### Entries supplied
= = = =
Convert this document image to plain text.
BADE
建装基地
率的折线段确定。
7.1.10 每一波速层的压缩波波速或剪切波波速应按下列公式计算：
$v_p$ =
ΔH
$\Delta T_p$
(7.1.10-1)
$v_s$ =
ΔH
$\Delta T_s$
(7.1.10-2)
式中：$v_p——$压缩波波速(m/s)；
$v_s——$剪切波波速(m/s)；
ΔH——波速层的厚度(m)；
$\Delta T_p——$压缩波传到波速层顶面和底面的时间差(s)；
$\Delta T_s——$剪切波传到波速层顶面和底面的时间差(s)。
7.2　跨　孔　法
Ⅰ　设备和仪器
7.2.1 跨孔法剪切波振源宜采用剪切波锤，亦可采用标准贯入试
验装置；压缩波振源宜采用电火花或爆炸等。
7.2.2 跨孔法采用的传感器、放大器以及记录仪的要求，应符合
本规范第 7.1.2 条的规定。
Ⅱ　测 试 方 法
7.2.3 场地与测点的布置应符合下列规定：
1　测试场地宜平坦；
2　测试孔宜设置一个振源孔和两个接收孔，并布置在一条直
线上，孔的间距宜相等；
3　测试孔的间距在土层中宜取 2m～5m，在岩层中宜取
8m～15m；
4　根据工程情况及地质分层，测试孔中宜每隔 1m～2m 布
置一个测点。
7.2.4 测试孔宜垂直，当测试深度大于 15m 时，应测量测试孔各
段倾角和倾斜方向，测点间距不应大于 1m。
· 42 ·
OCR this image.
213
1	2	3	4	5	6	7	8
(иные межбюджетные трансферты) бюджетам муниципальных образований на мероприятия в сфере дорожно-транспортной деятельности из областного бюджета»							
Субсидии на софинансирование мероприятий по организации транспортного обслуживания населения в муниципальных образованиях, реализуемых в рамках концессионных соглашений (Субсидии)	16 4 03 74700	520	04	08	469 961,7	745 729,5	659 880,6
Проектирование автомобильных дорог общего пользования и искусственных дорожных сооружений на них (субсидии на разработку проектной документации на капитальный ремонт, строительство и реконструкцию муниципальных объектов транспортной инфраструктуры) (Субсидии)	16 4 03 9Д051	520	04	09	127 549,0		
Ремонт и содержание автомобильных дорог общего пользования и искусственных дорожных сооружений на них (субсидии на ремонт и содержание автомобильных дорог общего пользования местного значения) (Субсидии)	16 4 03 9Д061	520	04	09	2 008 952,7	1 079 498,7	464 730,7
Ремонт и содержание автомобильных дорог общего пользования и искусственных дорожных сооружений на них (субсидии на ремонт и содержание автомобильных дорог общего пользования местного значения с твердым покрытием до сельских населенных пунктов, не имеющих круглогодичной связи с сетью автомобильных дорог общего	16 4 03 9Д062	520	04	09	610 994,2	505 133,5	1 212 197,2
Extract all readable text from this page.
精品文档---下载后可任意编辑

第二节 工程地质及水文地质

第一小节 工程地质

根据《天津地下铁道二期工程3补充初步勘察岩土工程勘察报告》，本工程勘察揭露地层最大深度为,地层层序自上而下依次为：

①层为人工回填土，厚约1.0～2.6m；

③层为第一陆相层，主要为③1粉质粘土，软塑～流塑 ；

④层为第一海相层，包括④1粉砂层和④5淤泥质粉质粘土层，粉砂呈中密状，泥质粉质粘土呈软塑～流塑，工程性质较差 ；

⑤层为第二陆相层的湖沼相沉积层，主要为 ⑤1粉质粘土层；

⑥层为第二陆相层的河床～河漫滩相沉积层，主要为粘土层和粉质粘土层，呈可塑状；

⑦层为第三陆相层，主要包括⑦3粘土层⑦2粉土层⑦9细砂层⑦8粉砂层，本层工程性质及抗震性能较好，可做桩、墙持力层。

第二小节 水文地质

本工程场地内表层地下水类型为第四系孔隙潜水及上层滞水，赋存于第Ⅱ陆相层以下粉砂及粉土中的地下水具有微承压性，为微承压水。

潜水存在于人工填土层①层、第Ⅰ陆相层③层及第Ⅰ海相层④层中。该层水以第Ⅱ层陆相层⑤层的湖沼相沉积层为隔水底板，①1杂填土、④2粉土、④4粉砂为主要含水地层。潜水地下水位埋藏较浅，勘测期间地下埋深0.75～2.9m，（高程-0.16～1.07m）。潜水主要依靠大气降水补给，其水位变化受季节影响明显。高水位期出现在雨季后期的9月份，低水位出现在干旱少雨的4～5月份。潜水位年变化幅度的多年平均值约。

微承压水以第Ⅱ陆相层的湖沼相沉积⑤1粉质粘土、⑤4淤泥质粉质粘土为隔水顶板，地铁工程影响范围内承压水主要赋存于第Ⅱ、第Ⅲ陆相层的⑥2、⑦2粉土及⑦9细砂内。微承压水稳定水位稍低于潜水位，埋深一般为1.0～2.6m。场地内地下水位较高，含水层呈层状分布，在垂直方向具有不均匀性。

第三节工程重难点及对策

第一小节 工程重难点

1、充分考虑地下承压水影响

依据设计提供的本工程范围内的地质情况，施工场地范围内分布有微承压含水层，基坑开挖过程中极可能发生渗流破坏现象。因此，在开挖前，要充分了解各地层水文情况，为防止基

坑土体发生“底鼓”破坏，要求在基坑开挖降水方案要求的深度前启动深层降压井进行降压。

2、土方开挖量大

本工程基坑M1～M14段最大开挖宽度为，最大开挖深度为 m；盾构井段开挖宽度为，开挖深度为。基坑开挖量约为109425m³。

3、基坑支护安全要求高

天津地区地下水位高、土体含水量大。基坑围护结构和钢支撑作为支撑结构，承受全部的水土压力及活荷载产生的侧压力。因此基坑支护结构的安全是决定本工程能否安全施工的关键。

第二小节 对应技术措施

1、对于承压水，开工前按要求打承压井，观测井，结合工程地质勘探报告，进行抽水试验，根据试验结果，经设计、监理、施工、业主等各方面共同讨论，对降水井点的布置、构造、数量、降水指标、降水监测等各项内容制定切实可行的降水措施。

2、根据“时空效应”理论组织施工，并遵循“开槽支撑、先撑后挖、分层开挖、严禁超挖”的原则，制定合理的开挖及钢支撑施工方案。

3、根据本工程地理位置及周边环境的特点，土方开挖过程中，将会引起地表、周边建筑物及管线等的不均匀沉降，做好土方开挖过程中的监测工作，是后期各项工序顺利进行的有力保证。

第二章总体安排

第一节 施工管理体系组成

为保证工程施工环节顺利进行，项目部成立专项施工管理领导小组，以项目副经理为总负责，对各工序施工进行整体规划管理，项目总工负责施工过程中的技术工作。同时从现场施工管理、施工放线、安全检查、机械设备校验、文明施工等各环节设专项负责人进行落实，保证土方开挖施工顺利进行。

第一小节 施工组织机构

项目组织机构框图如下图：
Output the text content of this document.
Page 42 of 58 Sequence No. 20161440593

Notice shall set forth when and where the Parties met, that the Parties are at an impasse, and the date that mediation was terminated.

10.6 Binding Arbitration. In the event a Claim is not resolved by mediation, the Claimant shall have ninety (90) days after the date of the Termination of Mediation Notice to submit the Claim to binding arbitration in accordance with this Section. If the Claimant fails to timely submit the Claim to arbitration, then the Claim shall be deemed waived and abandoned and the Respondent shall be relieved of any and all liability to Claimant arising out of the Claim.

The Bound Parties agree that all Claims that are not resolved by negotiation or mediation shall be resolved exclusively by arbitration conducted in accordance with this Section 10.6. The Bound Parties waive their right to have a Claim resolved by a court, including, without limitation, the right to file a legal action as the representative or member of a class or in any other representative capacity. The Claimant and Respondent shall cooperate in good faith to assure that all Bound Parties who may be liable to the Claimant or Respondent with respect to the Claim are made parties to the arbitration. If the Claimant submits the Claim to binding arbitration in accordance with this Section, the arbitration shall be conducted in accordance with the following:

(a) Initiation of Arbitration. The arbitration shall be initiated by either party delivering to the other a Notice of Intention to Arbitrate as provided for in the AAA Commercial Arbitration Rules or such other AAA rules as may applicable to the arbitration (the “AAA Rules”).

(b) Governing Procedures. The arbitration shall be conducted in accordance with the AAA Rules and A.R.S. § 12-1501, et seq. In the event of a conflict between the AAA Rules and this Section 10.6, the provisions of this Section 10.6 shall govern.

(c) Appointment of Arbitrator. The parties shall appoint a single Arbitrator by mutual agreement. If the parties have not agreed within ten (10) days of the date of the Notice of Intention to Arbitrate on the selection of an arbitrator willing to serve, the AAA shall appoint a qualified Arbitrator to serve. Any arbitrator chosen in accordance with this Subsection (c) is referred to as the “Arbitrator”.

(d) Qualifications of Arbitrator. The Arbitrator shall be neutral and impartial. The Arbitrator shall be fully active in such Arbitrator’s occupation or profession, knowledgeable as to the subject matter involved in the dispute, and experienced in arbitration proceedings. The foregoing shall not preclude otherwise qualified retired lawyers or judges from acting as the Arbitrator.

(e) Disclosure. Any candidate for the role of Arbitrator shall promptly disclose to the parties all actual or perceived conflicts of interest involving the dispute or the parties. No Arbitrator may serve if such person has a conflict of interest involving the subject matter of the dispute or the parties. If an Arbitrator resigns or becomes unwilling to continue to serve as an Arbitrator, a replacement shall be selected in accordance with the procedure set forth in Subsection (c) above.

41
= = = =
Look through the material above and work out how many of its lines contain "Delta". State the number only.

4